*WRITTEN REQUEST:* Identify all lines of the data containing the string "małżeńska" and copy them.

::: PROVIDED ENTRIES :::

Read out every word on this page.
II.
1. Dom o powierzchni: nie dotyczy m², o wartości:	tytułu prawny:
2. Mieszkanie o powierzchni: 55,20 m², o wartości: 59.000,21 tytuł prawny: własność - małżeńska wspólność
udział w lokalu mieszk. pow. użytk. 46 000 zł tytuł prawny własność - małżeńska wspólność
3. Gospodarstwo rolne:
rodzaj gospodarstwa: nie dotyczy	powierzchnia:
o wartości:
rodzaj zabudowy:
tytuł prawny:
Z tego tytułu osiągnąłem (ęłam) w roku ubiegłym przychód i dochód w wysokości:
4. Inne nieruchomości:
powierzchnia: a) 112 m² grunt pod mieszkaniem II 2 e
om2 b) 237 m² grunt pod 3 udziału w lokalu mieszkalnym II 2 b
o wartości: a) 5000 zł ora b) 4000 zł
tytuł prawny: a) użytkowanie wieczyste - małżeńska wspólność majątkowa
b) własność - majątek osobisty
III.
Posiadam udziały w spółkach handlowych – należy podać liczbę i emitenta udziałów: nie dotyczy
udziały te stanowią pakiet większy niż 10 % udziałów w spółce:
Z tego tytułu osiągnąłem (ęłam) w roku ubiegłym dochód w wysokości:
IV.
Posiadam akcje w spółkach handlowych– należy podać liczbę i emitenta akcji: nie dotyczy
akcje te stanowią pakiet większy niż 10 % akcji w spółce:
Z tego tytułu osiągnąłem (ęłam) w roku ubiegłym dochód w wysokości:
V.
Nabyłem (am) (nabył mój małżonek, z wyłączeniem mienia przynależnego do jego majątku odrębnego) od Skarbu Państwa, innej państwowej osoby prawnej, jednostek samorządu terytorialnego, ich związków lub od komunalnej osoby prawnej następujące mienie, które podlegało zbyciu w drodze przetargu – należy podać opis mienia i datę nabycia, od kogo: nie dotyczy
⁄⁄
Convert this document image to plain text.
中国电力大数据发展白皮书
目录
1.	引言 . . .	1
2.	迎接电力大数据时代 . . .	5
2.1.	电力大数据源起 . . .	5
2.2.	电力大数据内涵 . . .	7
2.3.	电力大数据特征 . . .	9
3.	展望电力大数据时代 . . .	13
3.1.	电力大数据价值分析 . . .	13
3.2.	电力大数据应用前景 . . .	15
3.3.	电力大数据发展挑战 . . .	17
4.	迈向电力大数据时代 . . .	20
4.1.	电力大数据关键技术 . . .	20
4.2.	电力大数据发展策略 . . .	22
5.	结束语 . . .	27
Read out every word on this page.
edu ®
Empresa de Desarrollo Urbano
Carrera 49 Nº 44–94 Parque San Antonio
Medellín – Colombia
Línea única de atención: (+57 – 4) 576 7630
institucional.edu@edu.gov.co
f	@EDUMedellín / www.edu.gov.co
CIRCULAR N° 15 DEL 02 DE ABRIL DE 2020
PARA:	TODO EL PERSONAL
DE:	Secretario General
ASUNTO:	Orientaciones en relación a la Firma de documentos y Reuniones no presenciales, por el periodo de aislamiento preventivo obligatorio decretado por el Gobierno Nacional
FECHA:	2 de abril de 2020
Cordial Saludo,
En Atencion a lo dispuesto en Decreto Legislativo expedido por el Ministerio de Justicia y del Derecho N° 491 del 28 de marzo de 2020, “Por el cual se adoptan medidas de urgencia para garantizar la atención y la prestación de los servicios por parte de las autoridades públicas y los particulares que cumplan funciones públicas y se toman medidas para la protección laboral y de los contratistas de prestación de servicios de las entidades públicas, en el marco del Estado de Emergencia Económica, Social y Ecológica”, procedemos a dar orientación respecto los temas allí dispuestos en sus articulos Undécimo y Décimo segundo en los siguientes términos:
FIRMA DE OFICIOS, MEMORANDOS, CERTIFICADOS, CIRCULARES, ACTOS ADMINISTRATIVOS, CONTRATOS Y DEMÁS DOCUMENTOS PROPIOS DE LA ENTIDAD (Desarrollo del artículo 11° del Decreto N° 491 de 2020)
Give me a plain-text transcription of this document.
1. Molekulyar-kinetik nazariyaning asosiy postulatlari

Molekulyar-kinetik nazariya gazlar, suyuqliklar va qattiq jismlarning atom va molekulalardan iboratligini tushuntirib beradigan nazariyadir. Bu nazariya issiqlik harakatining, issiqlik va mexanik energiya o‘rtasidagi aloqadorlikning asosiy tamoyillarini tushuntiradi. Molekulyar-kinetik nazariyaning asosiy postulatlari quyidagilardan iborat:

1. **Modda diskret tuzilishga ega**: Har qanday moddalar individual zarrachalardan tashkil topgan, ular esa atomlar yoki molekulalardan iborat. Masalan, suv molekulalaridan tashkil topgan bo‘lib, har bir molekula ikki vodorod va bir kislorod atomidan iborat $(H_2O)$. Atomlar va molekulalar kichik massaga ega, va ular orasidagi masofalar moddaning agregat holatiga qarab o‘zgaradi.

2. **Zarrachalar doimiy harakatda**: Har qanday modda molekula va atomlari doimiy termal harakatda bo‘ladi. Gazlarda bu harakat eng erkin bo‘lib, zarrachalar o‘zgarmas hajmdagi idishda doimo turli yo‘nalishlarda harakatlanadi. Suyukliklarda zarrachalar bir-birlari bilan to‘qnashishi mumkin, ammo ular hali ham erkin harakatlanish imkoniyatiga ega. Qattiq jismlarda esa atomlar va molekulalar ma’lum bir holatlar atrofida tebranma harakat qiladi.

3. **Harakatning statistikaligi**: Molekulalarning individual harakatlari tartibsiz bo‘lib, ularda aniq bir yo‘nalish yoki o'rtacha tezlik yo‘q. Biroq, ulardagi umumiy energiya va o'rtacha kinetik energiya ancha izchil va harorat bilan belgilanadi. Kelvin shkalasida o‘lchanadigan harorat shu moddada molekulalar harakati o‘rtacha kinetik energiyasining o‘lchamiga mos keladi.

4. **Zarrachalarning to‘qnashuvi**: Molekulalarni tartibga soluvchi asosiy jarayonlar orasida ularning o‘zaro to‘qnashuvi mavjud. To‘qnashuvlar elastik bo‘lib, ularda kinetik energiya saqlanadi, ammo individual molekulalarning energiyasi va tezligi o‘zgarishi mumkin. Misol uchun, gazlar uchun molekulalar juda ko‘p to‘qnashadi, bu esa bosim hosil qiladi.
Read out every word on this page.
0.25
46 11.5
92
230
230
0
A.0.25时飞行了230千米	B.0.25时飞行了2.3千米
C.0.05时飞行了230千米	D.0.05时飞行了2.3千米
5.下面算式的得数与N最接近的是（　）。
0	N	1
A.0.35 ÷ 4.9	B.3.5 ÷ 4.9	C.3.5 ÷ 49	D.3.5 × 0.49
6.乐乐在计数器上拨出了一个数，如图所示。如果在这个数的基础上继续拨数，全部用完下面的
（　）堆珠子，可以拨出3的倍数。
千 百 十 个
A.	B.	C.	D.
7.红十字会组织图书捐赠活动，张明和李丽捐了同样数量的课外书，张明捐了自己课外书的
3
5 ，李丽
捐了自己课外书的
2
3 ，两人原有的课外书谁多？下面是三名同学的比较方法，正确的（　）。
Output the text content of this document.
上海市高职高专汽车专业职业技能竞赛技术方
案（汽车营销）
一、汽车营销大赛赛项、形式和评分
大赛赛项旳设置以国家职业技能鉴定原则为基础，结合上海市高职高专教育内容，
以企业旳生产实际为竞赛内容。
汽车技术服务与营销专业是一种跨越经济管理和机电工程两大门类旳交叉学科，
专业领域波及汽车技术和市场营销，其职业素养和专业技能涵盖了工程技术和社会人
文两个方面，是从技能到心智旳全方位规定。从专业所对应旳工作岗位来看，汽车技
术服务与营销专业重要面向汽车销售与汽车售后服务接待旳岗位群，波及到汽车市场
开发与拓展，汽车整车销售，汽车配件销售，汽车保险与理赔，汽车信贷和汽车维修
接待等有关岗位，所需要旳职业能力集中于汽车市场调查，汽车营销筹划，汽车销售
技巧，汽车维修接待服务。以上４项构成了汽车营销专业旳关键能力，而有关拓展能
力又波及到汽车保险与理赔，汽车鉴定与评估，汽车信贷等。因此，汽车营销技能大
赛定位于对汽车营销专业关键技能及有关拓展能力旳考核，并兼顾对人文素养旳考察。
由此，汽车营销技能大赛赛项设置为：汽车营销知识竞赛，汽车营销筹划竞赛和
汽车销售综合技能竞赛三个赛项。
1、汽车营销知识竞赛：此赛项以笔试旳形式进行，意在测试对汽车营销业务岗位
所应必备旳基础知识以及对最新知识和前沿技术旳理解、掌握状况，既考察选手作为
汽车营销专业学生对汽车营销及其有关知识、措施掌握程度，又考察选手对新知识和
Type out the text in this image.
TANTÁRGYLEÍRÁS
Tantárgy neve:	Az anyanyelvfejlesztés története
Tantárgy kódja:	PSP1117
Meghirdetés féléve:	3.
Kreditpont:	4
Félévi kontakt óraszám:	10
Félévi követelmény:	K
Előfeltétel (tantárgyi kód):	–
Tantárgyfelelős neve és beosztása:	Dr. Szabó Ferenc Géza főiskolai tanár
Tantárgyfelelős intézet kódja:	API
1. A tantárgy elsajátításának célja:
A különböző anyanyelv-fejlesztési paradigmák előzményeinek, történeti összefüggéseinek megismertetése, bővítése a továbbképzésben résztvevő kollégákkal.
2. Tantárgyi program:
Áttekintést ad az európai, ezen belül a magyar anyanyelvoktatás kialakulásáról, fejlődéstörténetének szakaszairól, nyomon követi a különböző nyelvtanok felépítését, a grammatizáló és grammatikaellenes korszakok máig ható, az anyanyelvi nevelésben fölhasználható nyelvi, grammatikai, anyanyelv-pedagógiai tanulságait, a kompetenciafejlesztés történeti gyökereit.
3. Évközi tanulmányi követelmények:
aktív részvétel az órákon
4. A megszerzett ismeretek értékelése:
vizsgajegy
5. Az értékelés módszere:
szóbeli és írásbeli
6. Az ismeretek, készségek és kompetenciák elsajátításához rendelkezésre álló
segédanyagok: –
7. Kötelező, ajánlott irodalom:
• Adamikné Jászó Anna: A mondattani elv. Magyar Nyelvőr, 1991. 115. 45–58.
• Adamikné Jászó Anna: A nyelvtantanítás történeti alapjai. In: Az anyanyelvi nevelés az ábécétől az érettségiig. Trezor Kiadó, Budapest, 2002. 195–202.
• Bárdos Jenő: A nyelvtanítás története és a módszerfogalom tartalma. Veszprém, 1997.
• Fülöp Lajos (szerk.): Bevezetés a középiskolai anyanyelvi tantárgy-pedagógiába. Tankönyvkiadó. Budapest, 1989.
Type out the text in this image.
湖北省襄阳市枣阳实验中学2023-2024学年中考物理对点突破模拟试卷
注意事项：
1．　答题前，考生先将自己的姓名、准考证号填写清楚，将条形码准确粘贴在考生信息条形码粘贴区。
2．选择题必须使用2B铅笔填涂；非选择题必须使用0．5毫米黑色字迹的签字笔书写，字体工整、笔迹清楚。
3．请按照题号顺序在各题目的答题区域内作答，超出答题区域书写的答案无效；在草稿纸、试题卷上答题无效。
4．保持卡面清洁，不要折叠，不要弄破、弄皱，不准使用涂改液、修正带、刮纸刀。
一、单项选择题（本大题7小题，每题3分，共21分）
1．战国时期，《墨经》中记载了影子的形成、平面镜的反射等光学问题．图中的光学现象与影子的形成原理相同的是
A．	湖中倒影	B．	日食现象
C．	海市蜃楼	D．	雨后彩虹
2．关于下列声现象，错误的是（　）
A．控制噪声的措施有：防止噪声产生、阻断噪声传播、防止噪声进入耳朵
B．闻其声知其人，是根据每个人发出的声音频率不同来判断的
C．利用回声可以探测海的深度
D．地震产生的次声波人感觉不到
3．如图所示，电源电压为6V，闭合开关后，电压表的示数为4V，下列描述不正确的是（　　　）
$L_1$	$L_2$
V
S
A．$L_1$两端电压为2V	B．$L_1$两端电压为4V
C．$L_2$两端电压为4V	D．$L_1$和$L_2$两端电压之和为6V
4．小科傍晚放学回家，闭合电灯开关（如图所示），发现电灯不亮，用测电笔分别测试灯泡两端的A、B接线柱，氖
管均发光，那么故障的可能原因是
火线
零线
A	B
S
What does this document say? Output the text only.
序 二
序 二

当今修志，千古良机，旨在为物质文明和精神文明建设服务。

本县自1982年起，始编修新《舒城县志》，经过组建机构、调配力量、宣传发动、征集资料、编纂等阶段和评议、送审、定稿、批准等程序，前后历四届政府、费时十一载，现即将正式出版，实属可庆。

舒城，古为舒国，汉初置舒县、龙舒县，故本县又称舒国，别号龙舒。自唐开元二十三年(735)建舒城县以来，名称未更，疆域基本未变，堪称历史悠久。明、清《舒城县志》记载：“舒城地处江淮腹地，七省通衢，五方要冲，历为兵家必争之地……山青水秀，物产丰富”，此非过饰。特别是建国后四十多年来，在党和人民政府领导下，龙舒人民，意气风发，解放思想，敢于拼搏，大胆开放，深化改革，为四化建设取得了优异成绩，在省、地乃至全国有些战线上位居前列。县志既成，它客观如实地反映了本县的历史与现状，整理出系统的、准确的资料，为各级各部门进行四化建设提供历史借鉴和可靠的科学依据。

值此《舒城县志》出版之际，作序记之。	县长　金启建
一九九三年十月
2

:::

*RESULT:*
2. Mieszkanie o powierzchni: 55,20 m², o wartości: 59.000,21 tytuł prawny: własność - małżeńska wspólność
udział w lokalu mieszk. pow. użytk. 46 000 zł tytuł prawny własność - małżeńska wspólność
tytuł prawny: a) użytkowanie wieczyste - małżeńska wspólność majątkowa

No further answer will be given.